### Data records
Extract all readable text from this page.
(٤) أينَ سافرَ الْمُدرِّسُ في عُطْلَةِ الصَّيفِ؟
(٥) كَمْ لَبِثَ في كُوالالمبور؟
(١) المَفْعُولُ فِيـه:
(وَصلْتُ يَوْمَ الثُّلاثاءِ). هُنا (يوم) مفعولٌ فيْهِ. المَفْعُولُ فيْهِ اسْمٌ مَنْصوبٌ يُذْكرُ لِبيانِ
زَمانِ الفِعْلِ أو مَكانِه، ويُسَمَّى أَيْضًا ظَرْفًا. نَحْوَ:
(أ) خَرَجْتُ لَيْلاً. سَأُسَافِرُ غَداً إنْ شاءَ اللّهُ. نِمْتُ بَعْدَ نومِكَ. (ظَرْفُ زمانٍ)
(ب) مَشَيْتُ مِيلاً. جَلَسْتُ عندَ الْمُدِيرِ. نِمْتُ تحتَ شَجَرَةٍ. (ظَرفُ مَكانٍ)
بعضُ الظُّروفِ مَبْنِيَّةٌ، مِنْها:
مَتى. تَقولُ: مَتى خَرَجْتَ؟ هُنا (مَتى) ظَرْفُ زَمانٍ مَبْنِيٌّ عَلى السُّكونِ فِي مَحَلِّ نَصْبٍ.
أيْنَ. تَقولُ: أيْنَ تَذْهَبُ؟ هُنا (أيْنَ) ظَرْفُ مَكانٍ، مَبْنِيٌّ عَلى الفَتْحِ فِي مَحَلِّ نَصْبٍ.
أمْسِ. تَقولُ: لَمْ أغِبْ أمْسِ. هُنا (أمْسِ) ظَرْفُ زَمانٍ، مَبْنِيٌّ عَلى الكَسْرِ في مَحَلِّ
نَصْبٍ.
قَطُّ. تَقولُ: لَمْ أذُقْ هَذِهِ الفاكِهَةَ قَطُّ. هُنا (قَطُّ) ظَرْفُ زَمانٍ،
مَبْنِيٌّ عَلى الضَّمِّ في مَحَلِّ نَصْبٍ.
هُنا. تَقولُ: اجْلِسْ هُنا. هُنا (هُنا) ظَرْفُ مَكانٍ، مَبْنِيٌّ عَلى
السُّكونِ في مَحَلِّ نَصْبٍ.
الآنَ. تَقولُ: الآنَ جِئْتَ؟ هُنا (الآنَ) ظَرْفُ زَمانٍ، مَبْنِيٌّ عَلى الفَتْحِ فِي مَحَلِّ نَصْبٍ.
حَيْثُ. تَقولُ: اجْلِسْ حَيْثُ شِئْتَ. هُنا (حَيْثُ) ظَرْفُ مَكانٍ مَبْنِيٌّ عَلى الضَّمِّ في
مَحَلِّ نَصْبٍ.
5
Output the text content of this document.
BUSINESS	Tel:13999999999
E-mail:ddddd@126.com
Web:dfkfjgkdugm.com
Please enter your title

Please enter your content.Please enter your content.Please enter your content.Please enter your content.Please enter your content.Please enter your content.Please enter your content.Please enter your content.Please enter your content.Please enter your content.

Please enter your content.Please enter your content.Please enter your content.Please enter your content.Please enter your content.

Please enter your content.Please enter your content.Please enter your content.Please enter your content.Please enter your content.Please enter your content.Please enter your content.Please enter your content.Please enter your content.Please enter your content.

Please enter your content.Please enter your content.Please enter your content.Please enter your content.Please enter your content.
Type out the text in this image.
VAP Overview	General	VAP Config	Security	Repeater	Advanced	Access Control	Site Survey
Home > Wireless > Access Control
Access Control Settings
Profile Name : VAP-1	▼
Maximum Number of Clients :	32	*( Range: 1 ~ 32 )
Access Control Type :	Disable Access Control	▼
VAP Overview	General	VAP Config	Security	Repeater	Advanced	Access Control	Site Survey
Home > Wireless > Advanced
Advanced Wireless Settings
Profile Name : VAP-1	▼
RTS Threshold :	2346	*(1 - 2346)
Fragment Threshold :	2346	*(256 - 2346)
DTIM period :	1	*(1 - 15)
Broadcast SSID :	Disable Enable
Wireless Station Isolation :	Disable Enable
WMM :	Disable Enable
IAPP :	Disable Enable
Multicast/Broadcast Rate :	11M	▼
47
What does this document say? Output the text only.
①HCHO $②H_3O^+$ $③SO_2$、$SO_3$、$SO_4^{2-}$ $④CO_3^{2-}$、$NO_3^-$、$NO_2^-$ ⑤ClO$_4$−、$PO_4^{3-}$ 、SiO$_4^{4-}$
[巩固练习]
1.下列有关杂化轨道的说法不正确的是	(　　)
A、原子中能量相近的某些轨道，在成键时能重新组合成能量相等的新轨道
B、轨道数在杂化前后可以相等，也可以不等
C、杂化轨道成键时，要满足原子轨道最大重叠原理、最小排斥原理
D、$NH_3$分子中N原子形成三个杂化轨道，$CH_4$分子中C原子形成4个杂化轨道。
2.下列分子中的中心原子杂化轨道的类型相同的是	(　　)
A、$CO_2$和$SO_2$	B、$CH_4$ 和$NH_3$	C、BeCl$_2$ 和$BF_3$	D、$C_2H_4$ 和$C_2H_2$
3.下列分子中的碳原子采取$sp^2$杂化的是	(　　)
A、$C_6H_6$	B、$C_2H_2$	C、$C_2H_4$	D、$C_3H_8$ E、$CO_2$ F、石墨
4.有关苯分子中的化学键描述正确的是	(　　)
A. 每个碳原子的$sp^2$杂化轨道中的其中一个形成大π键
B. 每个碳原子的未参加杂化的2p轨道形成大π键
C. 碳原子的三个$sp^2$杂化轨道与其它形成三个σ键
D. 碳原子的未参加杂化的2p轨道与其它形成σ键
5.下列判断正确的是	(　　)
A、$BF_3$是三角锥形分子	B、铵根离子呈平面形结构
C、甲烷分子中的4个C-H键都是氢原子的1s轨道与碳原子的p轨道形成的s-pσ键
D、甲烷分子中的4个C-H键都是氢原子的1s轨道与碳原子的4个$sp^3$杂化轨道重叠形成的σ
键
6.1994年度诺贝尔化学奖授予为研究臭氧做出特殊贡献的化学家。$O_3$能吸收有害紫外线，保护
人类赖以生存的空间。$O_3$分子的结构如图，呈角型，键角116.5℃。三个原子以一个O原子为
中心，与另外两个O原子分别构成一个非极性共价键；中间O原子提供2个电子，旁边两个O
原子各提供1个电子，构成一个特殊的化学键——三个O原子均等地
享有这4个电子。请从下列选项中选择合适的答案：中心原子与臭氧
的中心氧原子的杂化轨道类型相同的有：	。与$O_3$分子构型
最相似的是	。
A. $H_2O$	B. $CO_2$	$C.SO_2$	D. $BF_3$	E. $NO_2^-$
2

### Request
Retype the whole listing above exactly.

### Response to the exercise
Extract all readable text from this page.
(٤) أينَ سافرَ الْمُدرِّسُ في عُطْلَةِ الصَّيفِ؟
(٥) كَمْ لَبِثَ في كُوالالمبور؟
(١) المَفْعُولُ فِيـه:
(وَصلْتُ يَوْمَ الثُّلاثاءِ). هُنا (يوم) مفعولٌ فيْهِ. المَفْعُولُ فيْهِ اسْمٌ مَنْصوبٌ يُذْكرُ لِبيانِ
زَمانِ الفِعْلِ أو مَكانِه، ويُسَمَّى أَيْضًا ظَرْفًا. نَحْوَ:
(أ) خَرَجْتُ لَيْلاً. سَأُسَافِرُ غَداً إنْ شاءَ اللّهُ. نِمْتُ بَعْدَ نومِكَ. (ظَرْفُ زمانٍ)
(ب) مَشَيْتُ مِيلاً. جَلَسْتُ عندَ الْمُدِيرِ. نِمْتُ تحتَ شَجَرَةٍ. (ظَرفُ مَكانٍ)
بعضُ الظُّروفِ مَبْنِيَّةٌ، مِنْها:
مَتى. تَقولُ: مَتى خَرَجْتَ؟ هُنا (مَتى) ظَرْفُ زَمانٍ مَبْنِيٌّ عَلى السُّكونِ فِي مَحَلِّ نَصْبٍ.
أيْنَ. تَقولُ: أيْنَ تَذْهَبُ؟ هُنا (أيْنَ) ظَرْفُ مَكانٍ، مَبْنِيٌّ عَلى الفَتْحِ فِي مَحَلِّ نَصْبٍ.
أمْسِ. تَقولُ: لَمْ أغِبْ أمْسِ. هُنا (أمْسِ) ظَرْفُ زَمانٍ، مَبْنِيٌّ عَلى الكَسْرِ في مَحَلِّ
نَصْبٍ.
قَطُّ. تَقولُ: لَمْ أذُقْ هَذِهِ الفاكِهَةَ قَطُّ. هُنا (قَطُّ) ظَرْفُ زَمانٍ،
مَبْنِيٌّ عَلى الضَّمِّ في مَحَلِّ نَصْبٍ.
هُنا. تَقولُ: اجْلِسْ هُنا. هُنا (هُنا) ظَرْفُ مَكانٍ، مَبْنِيٌّ عَلى
السُّكونِ في مَحَلِّ نَصْبٍ.
الآنَ. تَقولُ: الآنَ جِئْتَ؟ هُنا (الآنَ) ظَرْفُ زَمانٍ، مَبْنِيٌّ عَلى الفَتْحِ فِي مَحَلِّ نَصْبٍ.
حَيْثُ. تَقولُ: اجْلِسْ حَيْثُ شِئْتَ. هُنا (حَيْثُ) ظَرْفُ مَكانٍ مَبْنِيٌّ عَلى الضَّمِّ في
مَحَلِّ نَصْبٍ.
5
Output the text content of this document.
BUSINESS	Tel:13999999999
E-mail:ddddd@126.com
Web:dfkfjgkdugm.com
Please enter your title

Please enter your content.Please enter your content.Please enter your content.Please enter your content.Please enter your content.Please enter your content.Please enter your content.Please enter your content.Please enter your content.Please enter your content.

Please enter your content.Please enter your content.Please enter your content.Please enter your content.Please enter your content.

Please enter your content.Please enter your content.Please enter your content.Please enter your content.Please enter your content.Please enter your content.Please enter your content.Please enter your content.Please enter your content.Please enter your content.

Please enter your content.Please enter your content.Please enter your content.Please enter your content.Please enter your content.
Type out the text in this image.
VAP Overview	General	VAP Config	Security	Repeater	Advanced	Access Control	Site Survey
Home > Wireless > Access Control
Access Control Settings
Profile Name : VAP-1	▼
Maximum Number of Clients :	32	*( Range: 1 ~ 32 )
Access Control Type :	Disable Access Control	▼
VAP Overview	General	VAP Config	Security	Repeater	Advanced	Access Control	Site Survey
Home > Wireless > Advanced
Advanced Wireless Settings
Profile Name : VAP-1	▼
RTS Threshold :	2346	*(1 - 2346)
Fragment Threshold :	2346	*(256 - 2346)
DTIM period :	1	*(1 - 15)
Broadcast SSID :	Disable Enable
Wireless Station Isolation :	Disable Enable
WMM :	Disable Enable
IAPP :	Disable Enable
Multicast/Broadcast Rate :	11M	▼
47
What does this document say? Output the text only.
①HCHO $②H_3O^+$ $③SO_2$、$SO_3$、$SO_4^{2-}$ $④CO_3^{2-}$、$NO_3^-$、$NO_2^-$ ⑤ClO$_4$−、$PO_4^{3-}$ 、SiO$_4^{4-}$
[巩固练习]
1.下列有关杂化轨道的说法不正确的是	(　　)
A、原子中能量相近的某些轨道，在成键时能重新组合成能量相等的新轨道
B、轨道数在杂化前后可以相等，也可以不等
C、杂化轨道成键时，要满足原子轨道最大重叠原理、最小排斥原理
D、$NH_3$分子中N原子形成三个杂化轨道，$CH_4$分子中C原子形成4个杂化轨道。
2.下列分子中的中心原子杂化轨道的类型相同的是	(　　)
A、$CO_2$和$SO_2$	B、$CH_4$ 和$NH_3$	C、BeCl$_2$ 和$BF_3$	D、$C_2H_4$ 和$C_2H_2$
3.下列分子中的碳原子采取$sp^2$杂化的是	(　　)
A、$C_6H_6$	B、$C_2H_2$	C、$C_2H_4$	D、$C_3H_8$ E、$CO_2$ F、石墨
4.有关苯分子中的化学键描述正确的是	(　　)
A. 每个碳原子的$sp^2$杂化轨道中的其中一个形成大π键
B. 每个碳原子的未参加杂化的2p轨道形成大π键
C. 碳原子的三个$sp^2$杂化轨道与其它形成三个σ键
D. 碳原子的未参加杂化的2p轨道与其它形成σ键
5.下列判断正确的是	(　　)
A、$BF_3$是三角锥形分子	B、铵根离子呈平面形结构
C、甲烷分子中的4个C-H键都是氢原子的1s轨道与碳原子的p轨道形成的s-pσ键
D、甲烷分子中的4个C-H键都是氢原子的1s轨道与碳原子的4个$sp^3$杂化轨道重叠形成的σ
键
6.1994年度诺贝尔化学奖授予为研究臭氧做出特殊贡献的化学家。$O_3$能吸收有害紫外线，保护
人类赖以生存的空间。$O_3$分子的结构如图，呈角型，键角116.5℃。三个原子以一个O原子为
中心，与另外两个O原子分别构成一个非极性共价键；中间O原子提供2个电子，旁边两个O
原子各提供1个电子，构成一个特殊的化学键——三个O原子均等地
享有这4个电子。请从下列选项中选择合适的答案：中心原子与臭氧
的中心氧原子的杂化轨道类型相同的有：	。与$O_3$分子构型
最相似的是	。
A. $H_2O$	B. $CO_2$	$C.SO_2$	D. $BF_3$	E. $NO_2^-$
2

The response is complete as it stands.